[start Given entries]

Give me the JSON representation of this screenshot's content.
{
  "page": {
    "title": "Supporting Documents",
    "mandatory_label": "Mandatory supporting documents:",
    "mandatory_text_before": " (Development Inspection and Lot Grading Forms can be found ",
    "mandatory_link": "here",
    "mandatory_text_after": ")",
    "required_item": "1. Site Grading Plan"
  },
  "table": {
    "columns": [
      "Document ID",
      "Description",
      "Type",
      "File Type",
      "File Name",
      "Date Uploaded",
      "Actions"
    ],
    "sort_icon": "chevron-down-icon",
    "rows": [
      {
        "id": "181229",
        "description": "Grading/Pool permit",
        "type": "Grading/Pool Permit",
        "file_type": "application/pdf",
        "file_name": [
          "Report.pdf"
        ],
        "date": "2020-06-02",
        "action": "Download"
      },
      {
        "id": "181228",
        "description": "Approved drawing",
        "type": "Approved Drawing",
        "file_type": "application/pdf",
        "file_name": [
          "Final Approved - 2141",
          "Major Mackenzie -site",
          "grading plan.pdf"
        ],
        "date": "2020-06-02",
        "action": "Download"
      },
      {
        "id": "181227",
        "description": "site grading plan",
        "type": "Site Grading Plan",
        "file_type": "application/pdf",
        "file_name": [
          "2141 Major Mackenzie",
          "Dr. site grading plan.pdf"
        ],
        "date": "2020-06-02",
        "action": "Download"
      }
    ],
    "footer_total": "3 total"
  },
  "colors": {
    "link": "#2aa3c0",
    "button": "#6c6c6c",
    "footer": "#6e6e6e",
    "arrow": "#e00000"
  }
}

[end Given entries]

* _Stated problem_
Copy each line of the data that contains the word "Pool".

* _Solved exercise_
        "description": "Grading/Pool permit",
        "type": "Grading/Pool Permit",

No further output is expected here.